## Start

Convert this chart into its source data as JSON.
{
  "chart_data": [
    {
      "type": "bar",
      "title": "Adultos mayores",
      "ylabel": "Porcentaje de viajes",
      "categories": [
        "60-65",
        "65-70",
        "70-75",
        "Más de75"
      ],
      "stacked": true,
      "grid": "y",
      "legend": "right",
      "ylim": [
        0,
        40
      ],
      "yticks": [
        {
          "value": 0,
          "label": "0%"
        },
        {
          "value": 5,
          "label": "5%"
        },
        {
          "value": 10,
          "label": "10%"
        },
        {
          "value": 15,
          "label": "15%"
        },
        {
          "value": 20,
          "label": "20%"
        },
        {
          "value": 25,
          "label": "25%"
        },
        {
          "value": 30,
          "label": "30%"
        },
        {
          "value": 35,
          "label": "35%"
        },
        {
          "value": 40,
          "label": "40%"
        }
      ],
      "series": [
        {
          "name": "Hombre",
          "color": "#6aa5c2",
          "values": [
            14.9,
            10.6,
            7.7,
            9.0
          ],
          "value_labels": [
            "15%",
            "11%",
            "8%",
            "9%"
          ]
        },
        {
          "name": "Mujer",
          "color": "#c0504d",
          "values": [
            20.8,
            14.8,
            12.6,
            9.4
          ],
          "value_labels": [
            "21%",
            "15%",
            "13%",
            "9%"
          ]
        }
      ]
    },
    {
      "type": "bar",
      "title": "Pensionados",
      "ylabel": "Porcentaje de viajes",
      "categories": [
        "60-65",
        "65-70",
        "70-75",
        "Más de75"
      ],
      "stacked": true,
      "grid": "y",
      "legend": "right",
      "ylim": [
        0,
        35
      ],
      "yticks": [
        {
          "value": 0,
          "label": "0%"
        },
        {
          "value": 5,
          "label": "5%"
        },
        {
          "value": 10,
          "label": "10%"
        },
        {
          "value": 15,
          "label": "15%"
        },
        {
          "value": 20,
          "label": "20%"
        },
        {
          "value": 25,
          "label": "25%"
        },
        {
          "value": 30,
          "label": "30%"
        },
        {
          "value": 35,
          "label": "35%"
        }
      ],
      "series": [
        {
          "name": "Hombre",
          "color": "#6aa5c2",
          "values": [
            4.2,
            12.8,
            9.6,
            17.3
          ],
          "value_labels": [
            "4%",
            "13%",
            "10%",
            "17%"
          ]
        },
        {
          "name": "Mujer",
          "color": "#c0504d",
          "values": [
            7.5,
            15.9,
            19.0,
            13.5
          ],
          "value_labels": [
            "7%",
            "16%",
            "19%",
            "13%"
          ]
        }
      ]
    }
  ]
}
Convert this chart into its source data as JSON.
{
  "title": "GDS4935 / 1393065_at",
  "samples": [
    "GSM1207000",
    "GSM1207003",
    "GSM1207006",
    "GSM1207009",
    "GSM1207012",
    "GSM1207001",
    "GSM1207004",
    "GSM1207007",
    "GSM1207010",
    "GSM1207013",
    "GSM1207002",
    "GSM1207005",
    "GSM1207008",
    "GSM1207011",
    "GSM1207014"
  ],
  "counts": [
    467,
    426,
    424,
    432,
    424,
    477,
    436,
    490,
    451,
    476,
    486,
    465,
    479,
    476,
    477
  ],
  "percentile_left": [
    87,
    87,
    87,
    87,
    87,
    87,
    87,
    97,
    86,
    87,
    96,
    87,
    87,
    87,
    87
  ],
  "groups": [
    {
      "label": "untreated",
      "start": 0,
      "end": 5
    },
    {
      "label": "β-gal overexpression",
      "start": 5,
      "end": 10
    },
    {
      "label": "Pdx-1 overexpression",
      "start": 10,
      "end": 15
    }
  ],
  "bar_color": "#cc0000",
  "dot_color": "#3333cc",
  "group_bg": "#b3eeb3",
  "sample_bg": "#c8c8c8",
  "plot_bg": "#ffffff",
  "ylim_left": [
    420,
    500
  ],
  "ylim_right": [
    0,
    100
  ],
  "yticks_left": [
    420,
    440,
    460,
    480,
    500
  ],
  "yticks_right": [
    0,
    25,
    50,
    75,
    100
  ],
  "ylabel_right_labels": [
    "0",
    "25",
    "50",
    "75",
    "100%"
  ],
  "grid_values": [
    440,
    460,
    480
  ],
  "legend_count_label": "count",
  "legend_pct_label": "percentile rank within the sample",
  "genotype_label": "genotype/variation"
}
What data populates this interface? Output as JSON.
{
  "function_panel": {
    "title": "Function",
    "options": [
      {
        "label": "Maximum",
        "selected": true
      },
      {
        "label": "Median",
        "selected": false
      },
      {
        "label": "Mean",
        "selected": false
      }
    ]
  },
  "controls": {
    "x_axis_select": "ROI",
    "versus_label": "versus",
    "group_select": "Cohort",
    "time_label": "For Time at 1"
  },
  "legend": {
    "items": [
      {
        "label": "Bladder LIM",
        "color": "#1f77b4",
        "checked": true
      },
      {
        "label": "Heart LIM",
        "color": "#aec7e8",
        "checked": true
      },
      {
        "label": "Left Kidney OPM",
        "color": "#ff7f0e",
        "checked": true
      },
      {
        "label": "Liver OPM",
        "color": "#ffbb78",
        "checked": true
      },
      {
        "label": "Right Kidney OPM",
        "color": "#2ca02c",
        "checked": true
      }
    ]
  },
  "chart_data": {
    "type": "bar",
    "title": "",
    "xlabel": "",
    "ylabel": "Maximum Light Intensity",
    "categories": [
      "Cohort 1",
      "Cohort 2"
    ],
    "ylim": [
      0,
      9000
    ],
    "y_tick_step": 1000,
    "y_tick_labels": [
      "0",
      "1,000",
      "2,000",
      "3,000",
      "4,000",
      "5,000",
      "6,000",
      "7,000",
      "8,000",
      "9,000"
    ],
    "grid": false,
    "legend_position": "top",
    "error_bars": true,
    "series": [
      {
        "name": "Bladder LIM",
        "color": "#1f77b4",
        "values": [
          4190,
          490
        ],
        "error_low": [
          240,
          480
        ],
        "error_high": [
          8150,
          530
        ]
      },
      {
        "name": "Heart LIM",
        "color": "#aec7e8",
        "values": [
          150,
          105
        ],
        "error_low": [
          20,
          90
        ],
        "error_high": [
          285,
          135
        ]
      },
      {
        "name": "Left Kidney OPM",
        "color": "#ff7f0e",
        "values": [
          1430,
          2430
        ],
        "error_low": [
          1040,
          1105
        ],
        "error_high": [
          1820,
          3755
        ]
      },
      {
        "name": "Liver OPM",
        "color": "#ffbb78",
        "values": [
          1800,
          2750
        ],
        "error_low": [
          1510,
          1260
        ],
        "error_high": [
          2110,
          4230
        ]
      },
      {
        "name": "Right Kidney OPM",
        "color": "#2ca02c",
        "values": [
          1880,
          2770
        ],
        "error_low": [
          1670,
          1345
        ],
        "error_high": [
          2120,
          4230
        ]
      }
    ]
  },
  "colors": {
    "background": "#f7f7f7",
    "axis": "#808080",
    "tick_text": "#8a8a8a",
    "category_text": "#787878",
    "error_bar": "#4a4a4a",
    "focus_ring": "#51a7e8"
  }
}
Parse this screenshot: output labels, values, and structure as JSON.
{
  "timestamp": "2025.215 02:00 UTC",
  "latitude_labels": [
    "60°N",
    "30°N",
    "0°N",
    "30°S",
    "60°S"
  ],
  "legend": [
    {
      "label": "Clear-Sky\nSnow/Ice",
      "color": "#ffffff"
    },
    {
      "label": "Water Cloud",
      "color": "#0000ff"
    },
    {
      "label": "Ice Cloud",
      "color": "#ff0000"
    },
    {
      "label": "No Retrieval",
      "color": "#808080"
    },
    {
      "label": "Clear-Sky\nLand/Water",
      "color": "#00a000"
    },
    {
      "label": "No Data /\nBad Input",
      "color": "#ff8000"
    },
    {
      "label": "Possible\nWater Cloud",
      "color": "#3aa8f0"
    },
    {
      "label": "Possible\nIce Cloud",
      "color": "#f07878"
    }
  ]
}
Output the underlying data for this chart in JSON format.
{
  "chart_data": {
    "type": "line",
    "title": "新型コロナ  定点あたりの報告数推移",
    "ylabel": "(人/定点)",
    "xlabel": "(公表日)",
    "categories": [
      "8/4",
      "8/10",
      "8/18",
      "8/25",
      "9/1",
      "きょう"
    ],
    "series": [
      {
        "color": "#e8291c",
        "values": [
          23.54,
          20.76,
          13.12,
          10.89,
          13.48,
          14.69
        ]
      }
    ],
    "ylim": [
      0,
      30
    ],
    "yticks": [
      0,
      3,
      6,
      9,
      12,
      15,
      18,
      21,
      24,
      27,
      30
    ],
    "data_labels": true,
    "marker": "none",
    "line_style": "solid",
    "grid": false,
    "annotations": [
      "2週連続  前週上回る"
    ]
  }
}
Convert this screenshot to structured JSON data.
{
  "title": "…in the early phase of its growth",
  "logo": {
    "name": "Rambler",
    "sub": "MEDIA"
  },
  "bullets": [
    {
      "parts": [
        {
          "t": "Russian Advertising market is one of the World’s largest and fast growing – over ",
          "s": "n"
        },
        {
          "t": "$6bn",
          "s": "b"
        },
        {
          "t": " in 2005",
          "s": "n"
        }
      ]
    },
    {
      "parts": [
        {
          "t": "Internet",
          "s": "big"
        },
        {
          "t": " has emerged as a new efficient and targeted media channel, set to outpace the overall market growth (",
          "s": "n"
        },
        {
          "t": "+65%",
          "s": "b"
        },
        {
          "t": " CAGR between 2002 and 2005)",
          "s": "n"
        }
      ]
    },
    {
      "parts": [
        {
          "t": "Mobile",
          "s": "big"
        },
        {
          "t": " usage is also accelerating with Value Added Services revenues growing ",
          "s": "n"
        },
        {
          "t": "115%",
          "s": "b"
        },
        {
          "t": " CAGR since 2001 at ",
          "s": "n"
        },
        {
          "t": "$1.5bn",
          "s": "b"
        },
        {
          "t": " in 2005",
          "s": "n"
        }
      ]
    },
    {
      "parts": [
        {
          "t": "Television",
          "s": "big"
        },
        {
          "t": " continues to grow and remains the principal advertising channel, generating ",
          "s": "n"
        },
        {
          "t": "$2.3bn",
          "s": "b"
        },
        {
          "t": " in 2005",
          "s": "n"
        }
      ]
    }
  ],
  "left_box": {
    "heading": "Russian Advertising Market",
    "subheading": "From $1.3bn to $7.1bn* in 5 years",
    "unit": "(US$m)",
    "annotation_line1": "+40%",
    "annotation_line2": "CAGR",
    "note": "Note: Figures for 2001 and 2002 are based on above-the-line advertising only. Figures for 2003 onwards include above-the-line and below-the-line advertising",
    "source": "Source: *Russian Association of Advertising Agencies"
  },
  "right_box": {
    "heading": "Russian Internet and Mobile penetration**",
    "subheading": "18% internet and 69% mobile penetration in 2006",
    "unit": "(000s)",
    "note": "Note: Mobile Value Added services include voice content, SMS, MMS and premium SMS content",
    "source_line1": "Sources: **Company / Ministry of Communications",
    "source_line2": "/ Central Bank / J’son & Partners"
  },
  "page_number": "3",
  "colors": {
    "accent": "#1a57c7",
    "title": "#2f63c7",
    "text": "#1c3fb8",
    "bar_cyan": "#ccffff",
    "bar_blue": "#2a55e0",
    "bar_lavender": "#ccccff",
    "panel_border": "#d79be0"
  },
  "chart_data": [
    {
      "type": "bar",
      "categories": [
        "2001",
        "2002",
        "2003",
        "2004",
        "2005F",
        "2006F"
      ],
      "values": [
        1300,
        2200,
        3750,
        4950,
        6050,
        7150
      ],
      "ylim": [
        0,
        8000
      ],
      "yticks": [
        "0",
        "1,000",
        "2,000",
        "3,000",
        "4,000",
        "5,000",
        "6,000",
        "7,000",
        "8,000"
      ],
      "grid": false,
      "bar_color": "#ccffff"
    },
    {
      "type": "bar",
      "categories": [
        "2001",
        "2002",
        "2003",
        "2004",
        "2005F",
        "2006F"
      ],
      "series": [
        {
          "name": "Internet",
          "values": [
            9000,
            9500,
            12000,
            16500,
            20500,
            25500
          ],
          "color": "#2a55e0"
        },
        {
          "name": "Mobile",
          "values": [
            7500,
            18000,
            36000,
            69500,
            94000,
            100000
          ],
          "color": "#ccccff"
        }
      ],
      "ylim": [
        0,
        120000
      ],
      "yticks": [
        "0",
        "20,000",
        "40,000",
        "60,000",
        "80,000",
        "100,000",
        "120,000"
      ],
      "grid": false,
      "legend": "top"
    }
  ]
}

## End

Directive: Select all lines in the listing that include the word "Kidney".

The response:
        "label": "Left Kidney OPM",
        "label": "Right Kidney OPM",
        "name": "Left Kidney OPM",
        "name": "Right Kidney OPM",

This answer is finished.